[Stored data entries]
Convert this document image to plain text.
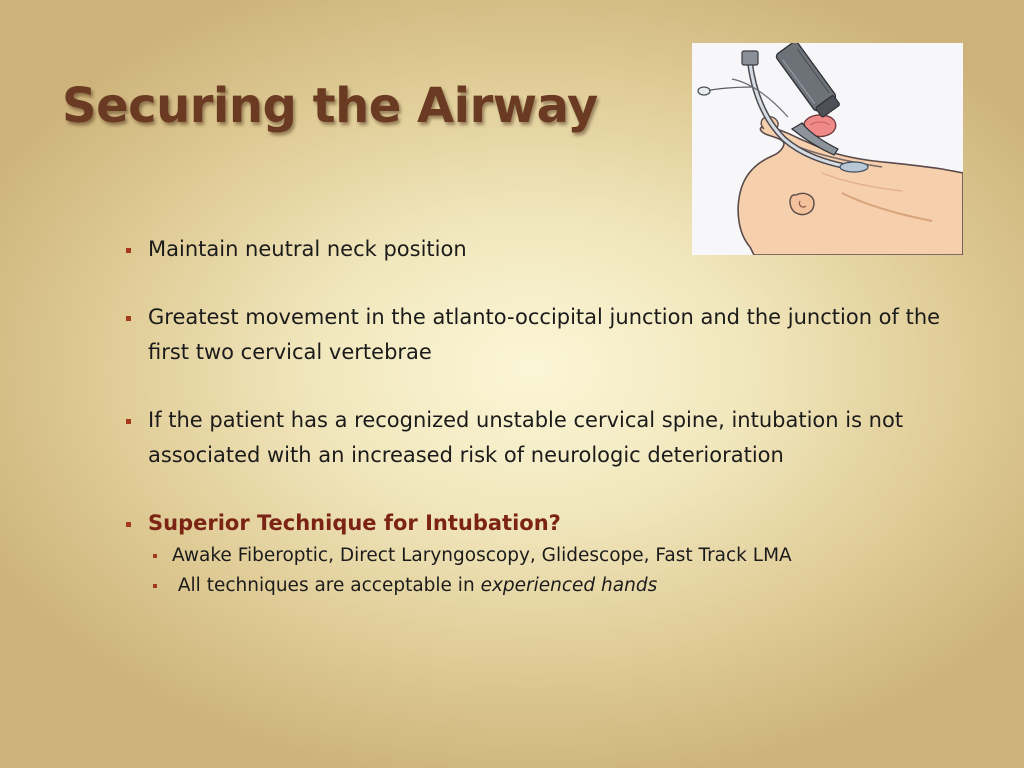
Securing the Airway
Maintain neutral neck position
Greatest movement in the atlanto-occipital junction and the junction of the first two cervical vertebrae
If the patient has a recognized unstable cervical spine, intubation is not associated with an increased risk of neurologic deterioration
Superior Technique for Intubation?
Awake Fiberoptic, Direct Laryngoscopy, Glidescope, Fast Track LMA
All techniques are acceptable in experienced hands
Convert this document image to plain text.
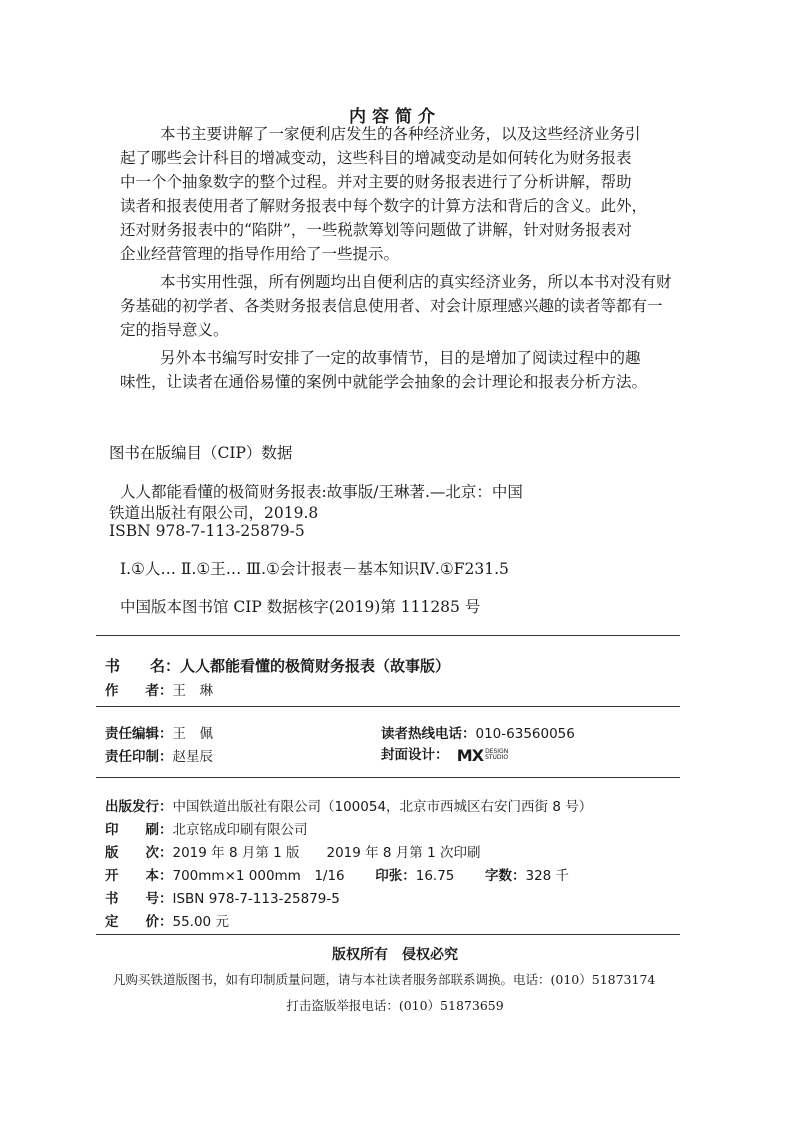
内容简介
本书主要讲解了一家便利店发生的各种经济业务，以及这些经济业务引
起了哪些会计科目的增减变动，这些科目的增减变动是如何转化为财务报表
中一个个抽象数字的整个过程。并对主要的财务报表进行了分析讲解，帮助
读者和报表使用者了解财务报表中每个数字的计算方法和背后的含义。此外，
还对财务报表中的“陷阱”，一些税款筹划等问题做了讲解，针对财务报表对
企业经营管理的指导作用给了一些提示。
本书实用性强，所有例题均出自便利店的真实经济业务，所以本书对没有财
务基础的初学者、各类财务报表信息使用者、对会计原理感兴趣的读者等都有一
定的指导意义。
另外本书编写时安排了一定的故事情节，目的是增加了阅读过程中的趣
味性，让读者在通俗易懂的案例中就能学会抽象的会计理论和报表分析方法。
图书在版编目（CIP）数据
人人都能看懂的极简财务报表:故事版/王琳著.—北京：中国
铁道出版社有限公司，2019.8
ISBN 978-7-113-25879-5
Ⅰ.①人… Ⅱ.①王… Ⅲ.①会计报表－基本知识Ⅳ.①F231.5
中国版本图书馆 CIP 数据核字(2019)第 111285 号
书　　名：人人都能看懂的极简财务报表（故事版）
作　　者：王　琳
责任编辑：王　佩	读者热线电话：010-63560056
责任印制：赵星辰	封面设计： MX DESIGN
STUDIO
出版发行：中国铁道出版社有限公司（100054，北京市西城区右安门西街 8 号）
印　　刷：北京铭成印刷有限公司
版　　次：2019 年 8 月第 1 版　　2019 年 8 月第 1 次印刷
开　　本：700mm×1 000mm　1/16 印张：16.75 字数：328 千
书　　号：ISBN 978-7-113-25879-5
定　　价：55.00 元
版权所有　侵权必究
凡购买铁道版图书，如有印制质量问题，请与本社读者服务部联系调换。电话：(010）51873174
打击盗版举报电话：(010）51873659
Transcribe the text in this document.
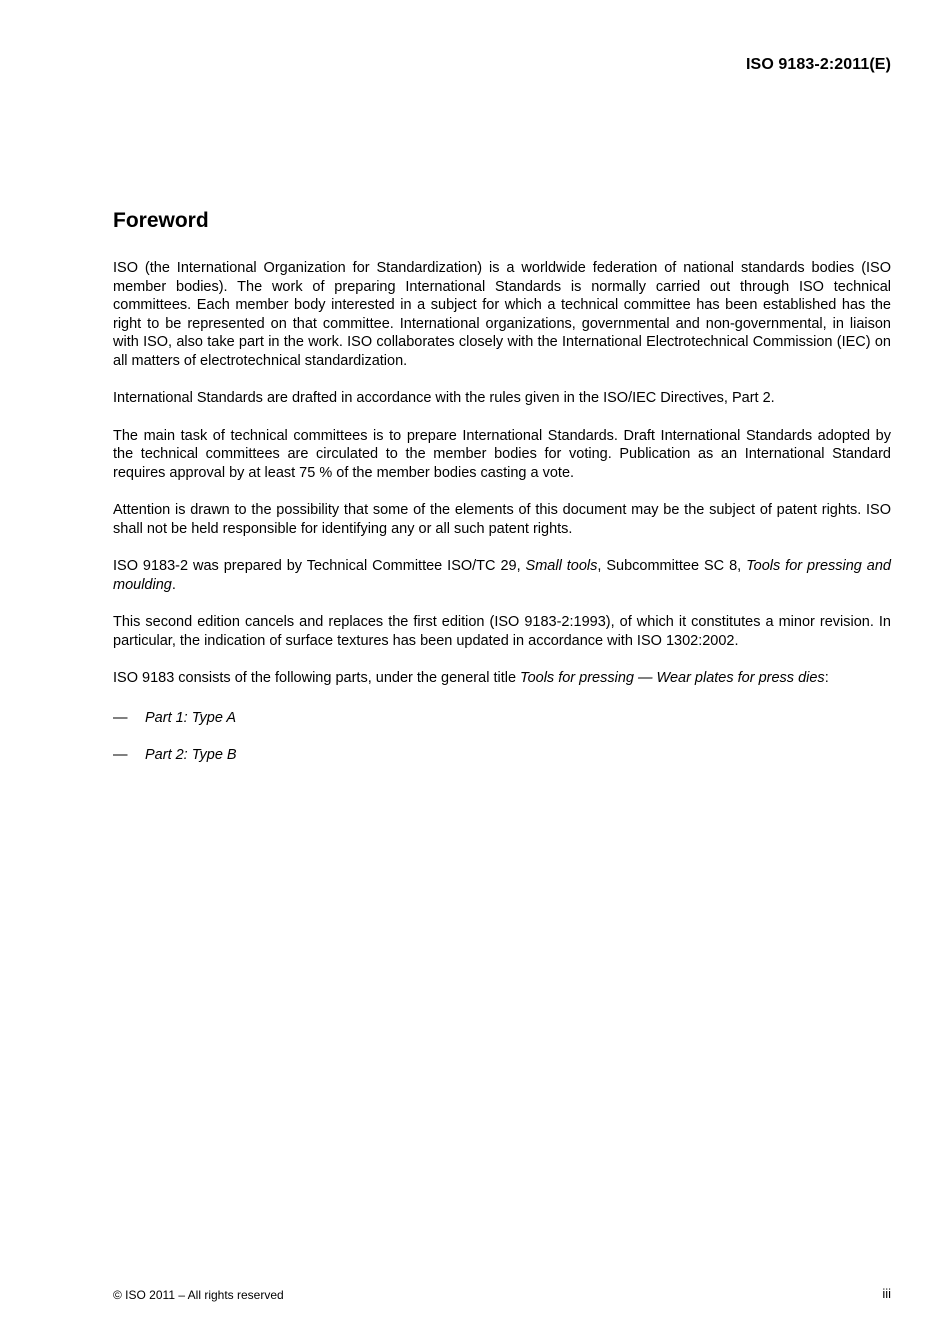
ISO 9183-2:2011(E)
Foreword

ISO (the International Organization for Standardization) is a worldwide federation of national standards bodies (ISO member bodies). The work of preparing International Standards is normally carried out through ISO technical committees. Each member body interested in a subject for which a technical committee has been established has the right to be represented on that committee. International organizations, governmental and non-governmental, in liaison with ISO, also take part in the work. ISO collaborates closely with the International Electrotechnical Commission (IEC) on all matters of electrotechnical standardization.

International Standards are drafted in accordance with the rules given in the ISO/IEC Directives, Part 2.

The main task of technical committees is to prepare International Standards. Draft International Standards adopted by the technical committees are circulated to the member bodies for voting. Publication as an International Standard requires approval by at least 75 % of the member bodies casting a vote.

Attention is drawn to the possibility that some of the elements of this document may be the subject of patent rights. ISO shall not be held responsible for identifying any or all such patent rights.

ISO 9183-2 was prepared by Technical Committee ISO/TC 29, Small tools, Subcommittee SC 8, Tools for pressing and moulding.

This second edition cancels and replaces the first edition (ISO 9183-2:1993), of which it constitutes a minor revision. In particular, the indication of surface textures has been updated in accordance with ISO 1302:2002.

ISO 9183 consists of the following parts, under the general title Tools for pressing — Wear plates for press dies:

—	Part 1: Type A
—	Part 2: Type B
© ISO 2011 – All rights reserved	iii
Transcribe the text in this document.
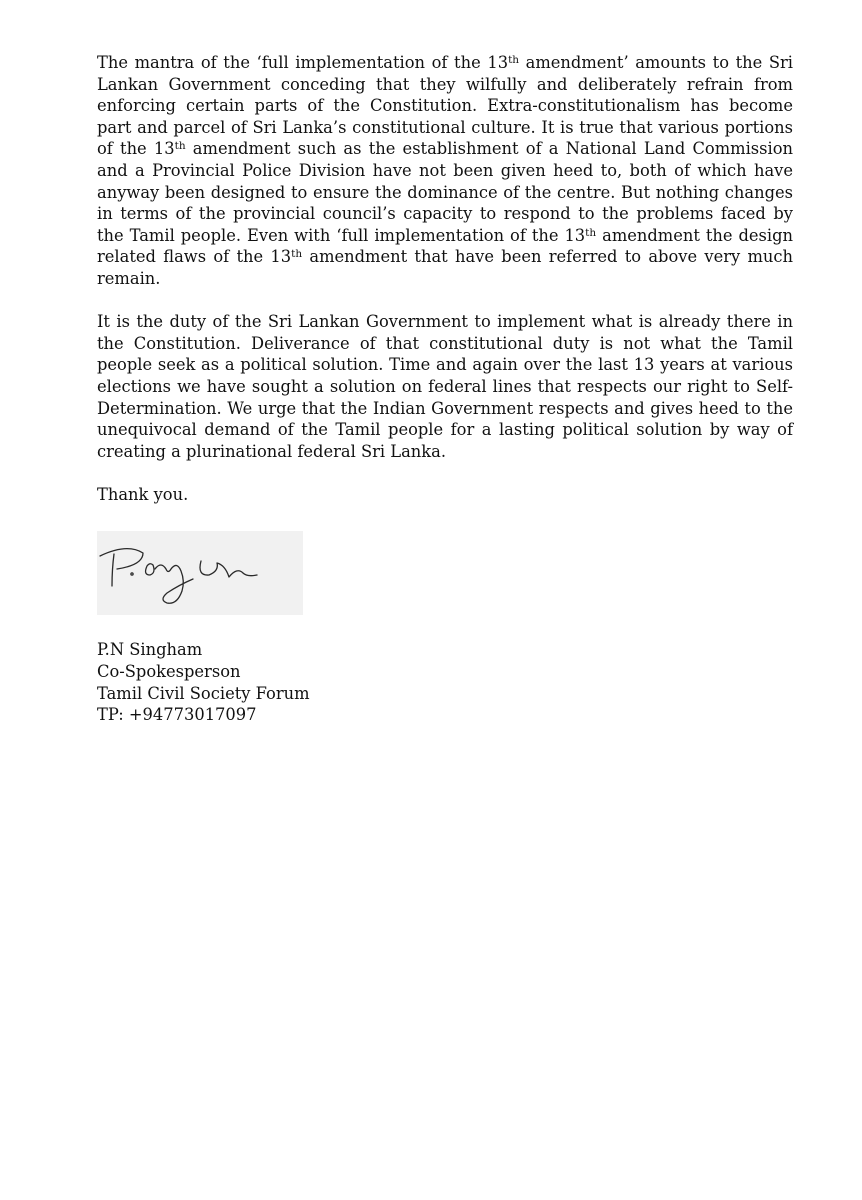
The mantra of the ‘full implementation of the 13th amendment’ amounts to the Sri Lankan Government conceding that they wilfully and deliberately refrain from enforcing certain parts of the Constitution. Extra-constitutionalism has become part and parcel of Sri Lanka’s constitutional culture. It is true that various portions of the 13th amendment such as the establishment of a National Land Commission and a Provincial Police Division have not been given heed to, both of which have anyway been designed to ensure the dominance of the centre. But nothing changes in terms of the provincial council’s capacity to respond to the problems faced by the Tamil people. Even with ‘full implementation of the 13th amendment the design related flaws of the 13th amendment that have been referred to above very much remain.

It is the duty of the Sri Lankan Government to implement what is already there in the Constitution. Deliverance of that constitutional duty is not what the Tamil people seek as a political solution. Time and again over the last 13 years at various elections we have sought a solution on federal lines that respects our right to Self-Determination. We urge that the Indian Government respects and gives heed to the unequivocal demand of the Tamil people for a lasting political solution by way of creating a plurinational federal Sri Lanka.

Thank you.

P.N Singham
Co-Spokesperson
Tamil Civil Society Forum
TP: +94773017097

* GOAL OF THE EXERCISE: Leave out the pictures and repeat everything else in the records exactly.

* EXERCISE RESPONSE:
Convert this document image to plain text.
Securing the Airway
Maintain neutral neck position
Greatest movement in the atlanto-occipital junction and the junction of the first two cervical vertebrae
If the patient has a recognized unstable cervical spine, intubation is not associated with an increased risk of neurologic deterioration
Superior Technique for Intubation?
Awake Fiberoptic, Direct Laryngoscopy, Glidescope, Fast Track LMA
All techniques are acceptable in experienced hands
Convert this document image to plain text.
内容简介
本书主要讲解了一家便利店发生的各种经济业务，以及这些经济业务引
起了哪些会计科目的增减变动，这些科目的增减变动是如何转化为财务报表
中一个个抽象数字的整个过程。并对主要的财务报表进行了分析讲解，帮助
读者和报表使用者了解财务报表中每个数字的计算方法和背后的含义。此外，
还对财务报表中的“陷阱”，一些税款筹划等问题做了讲解，针对财务报表对
企业经营管理的指导作用给了一些提示。
本书实用性强，所有例题均出自便利店的真实经济业务，所以本书对没有财
务基础的初学者、各类财务报表信息使用者、对会计原理感兴趣的读者等都有一
定的指导意义。
另外本书编写时安排了一定的故事情节，目的是增加了阅读过程中的趣
味性，让读者在通俗易懂的案例中就能学会抽象的会计理论和报表分析方法。
图书在版编目（CIP）数据
人人都能看懂的极简财务报表:故事版/王琳著.—北京：中国
铁道出版社有限公司，2019.8
ISBN 978-7-113-25879-5
Ⅰ.①人… Ⅱ.①王… Ⅲ.①会计报表－基本知识Ⅳ.①F231.5
中国版本图书馆 CIP 数据核字(2019)第 111285 号
书　　名：人人都能看懂的极简财务报表（故事版）
作　　者：王　琳
责任编辑：王　佩	读者热线电话：010-63560056
责任印制：赵星辰	封面设计： MX DESIGN
STUDIO
出版发行：中国铁道出版社有限公司（100054，北京市西城区右安门西街 8 号）
印　　刷：北京铭成印刷有限公司
版　　次：2019 年 8 月第 1 版　　2019 年 8 月第 1 次印刷
开　　本：700mm×1 000mm　1/16 印张：16.75 字数：328 千
书　　号：ISBN 978-7-113-25879-5
定　　价：55.00 元
版权所有　侵权必究
凡购买铁道版图书，如有印制质量问题，请与本社读者服务部联系调换。电话：(010）51873174
打击盗版举报电话：(010）51873659
Transcribe the text in this document.
ISO 9183-2:2011(E)
Foreword

ISO (the International Organization for Standardization) is a worldwide federation of national standards bodies (ISO member bodies). The work of preparing International Standards is normally carried out through ISO technical committees. Each member body interested in a subject for which a technical committee has been established has the right to be represented on that committee. International organizations, governmental and non-governmental, in liaison with ISO, also take part in the work. ISO collaborates closely with the International Electrotechnical Commission (IEC) on all matters of electrotechnical standardization.

International Standards are drafted in accordance with the rules given in the ISO/IEC Directives, Part 2.

The main task of technical committees is to prepare International Standards. Draft International Standards adopted by the technical committees are circulated to the member bodies for voting. Publication as an International Standard requires approval by at least 75 % of the member bodies casting a vote.

Attention is drawn to the possibility that some of the elements of this document may be the subject of patent rights. ISO shall not be held responsible for identifying any or all such patent rights.

ISO 9183-2 was prepared by Technical Committee ISO/TC 29, Small tools, Subcommittee SC 8, Tools for pressing and moulding.

This second edition cancels and replaces the first edition (ISO 9183-2:1993), of which it constitutes a minor revision. In particular, the indication of surface textures has been updated in accordance with ISO 1302:2002.

ISO 9183 consists of the following parts, under the general title Tools for pressing — Wear plates for press dies:

—	Part 1: Type A
—	Part 2: Type B
© ISO 2011 – All rights reserved	iii
Transcribe the text in this document.
The mantra of the ‘full implementation of the 13th amendment’ amounts to the Sri Lankan Government conceding that they wilfully and deliberately refrain from enforcing certain parts of the Constitution. Extra-constitutionalism has become part and parcel of Sri Lanka’s constitutional culture. It is true that various portions of the 13th amendment such as the establishment of a National Land Commission and a Provincial Police Division have not been given heed to, both of which have anyway been designed to ensure the dominance of the centre. But nothing changes in terms of the provincial council’s capacity to respond to the problems faced by the Tamil people. Even with ‘full implementation of the 13th amendment the design related flaws of the 13th amendment that have been referred to above very much remain.

It is the duty of the Sri Lankan Government to implement what is already there in the Constitution. Deliverance of that constitutional duty is not what the Tamil people seek as a political solution. Time and again over the last 13 years at various elections we have sought a solution on federal lines that respects our right to Self-Determination. We urge that the Indian Government respects and gives heed to the unequivocal demand of the Tamil people for a lasting political solution by way of creating a plurinational federal Sri Lanka.

Thank you.

P.N Singham
Co-Spokesperson
Tamil Civil Society Forum
TP: +94773017097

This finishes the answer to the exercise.